[Stored records]
• • • • •
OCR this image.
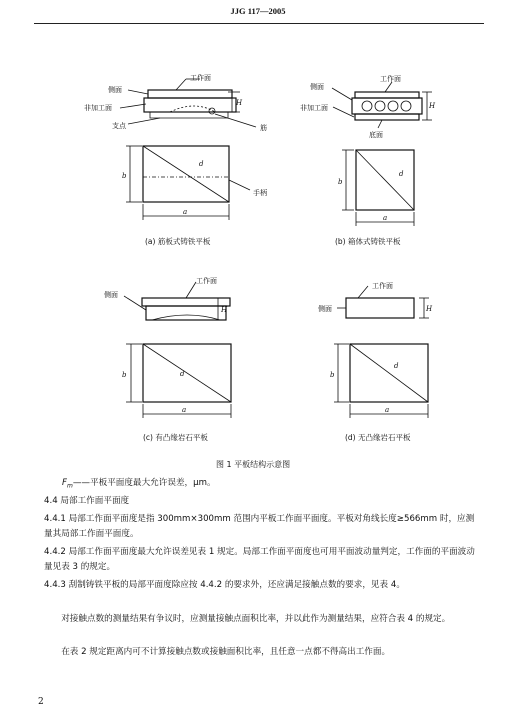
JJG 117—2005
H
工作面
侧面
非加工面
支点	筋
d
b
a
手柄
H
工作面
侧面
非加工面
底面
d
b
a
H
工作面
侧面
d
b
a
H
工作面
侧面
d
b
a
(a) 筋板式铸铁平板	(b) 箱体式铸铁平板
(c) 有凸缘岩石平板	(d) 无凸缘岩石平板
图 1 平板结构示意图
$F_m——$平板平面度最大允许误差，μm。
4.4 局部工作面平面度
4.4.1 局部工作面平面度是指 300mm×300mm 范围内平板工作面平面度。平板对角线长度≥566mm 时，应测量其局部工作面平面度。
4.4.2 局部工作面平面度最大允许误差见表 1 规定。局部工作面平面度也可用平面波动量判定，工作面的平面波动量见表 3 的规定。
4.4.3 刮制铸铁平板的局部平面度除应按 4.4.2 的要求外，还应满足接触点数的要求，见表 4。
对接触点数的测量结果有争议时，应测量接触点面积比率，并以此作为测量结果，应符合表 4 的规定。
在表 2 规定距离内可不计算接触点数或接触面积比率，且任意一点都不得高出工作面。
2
• • • • •
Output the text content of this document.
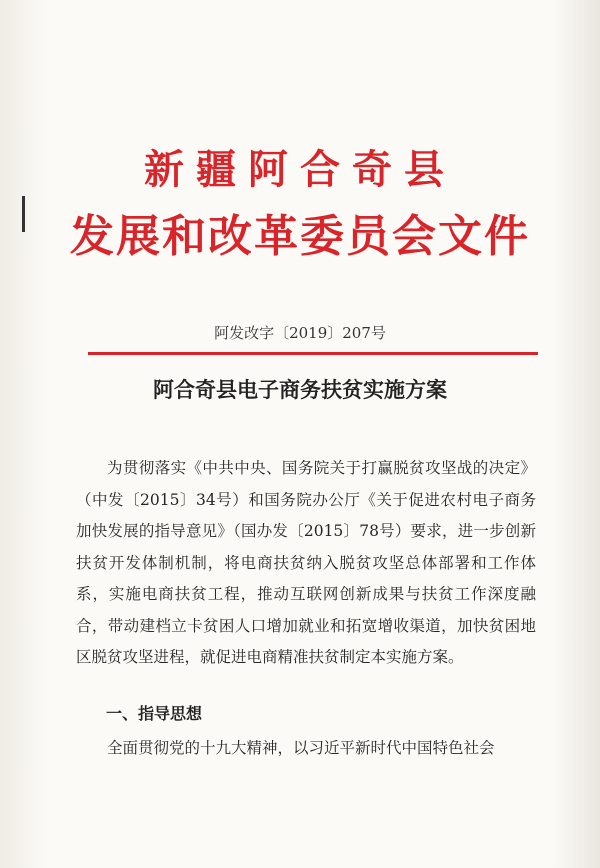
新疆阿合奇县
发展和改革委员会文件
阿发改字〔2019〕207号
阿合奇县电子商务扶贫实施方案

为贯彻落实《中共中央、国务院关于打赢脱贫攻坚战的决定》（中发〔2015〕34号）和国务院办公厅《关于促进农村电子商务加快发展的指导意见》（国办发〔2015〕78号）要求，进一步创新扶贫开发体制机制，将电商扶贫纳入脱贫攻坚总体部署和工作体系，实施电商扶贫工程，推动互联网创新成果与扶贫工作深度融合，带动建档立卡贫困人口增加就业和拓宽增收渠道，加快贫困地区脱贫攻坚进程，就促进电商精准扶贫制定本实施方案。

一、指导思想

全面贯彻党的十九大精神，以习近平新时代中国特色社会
• • • • •
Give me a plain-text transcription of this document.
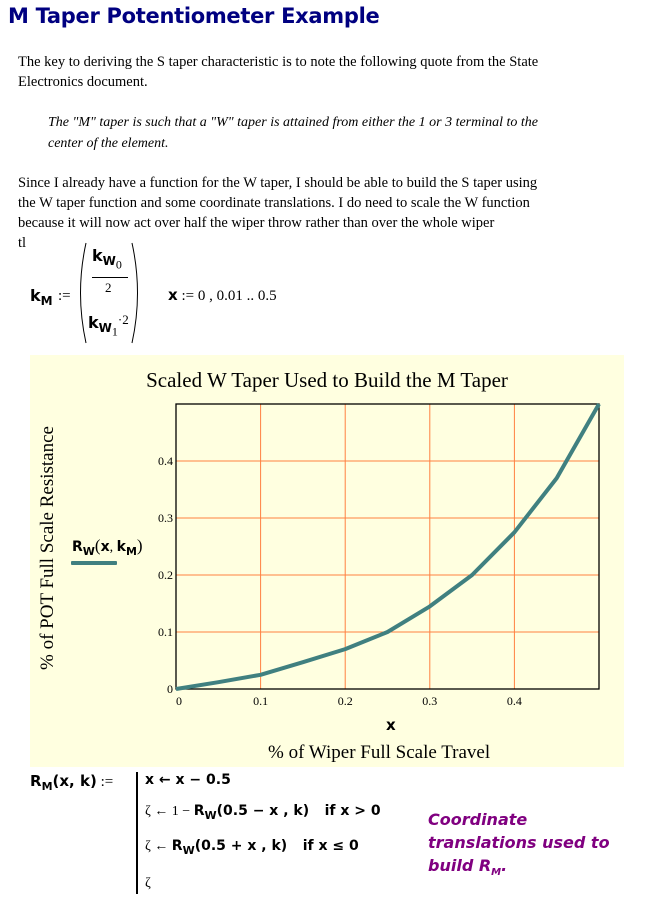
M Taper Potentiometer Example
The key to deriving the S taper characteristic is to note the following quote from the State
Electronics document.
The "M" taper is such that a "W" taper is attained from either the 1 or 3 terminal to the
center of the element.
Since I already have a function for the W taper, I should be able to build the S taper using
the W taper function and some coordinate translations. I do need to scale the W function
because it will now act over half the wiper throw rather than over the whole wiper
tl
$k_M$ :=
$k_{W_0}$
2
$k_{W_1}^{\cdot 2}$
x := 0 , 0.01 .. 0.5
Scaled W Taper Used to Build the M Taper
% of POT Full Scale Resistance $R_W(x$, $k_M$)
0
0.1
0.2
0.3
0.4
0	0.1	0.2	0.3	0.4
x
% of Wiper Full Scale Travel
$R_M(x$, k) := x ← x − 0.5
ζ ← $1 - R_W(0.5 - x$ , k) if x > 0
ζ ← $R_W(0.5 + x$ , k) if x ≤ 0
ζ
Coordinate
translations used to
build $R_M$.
• • • • •
### Required work
Where a line of the data holds "function", show that line.

### Answer to the task
Since I already have a function for the W taper, I should be able to build the S taper using
the W taper function and some coordinate translations. I do need to scale the W function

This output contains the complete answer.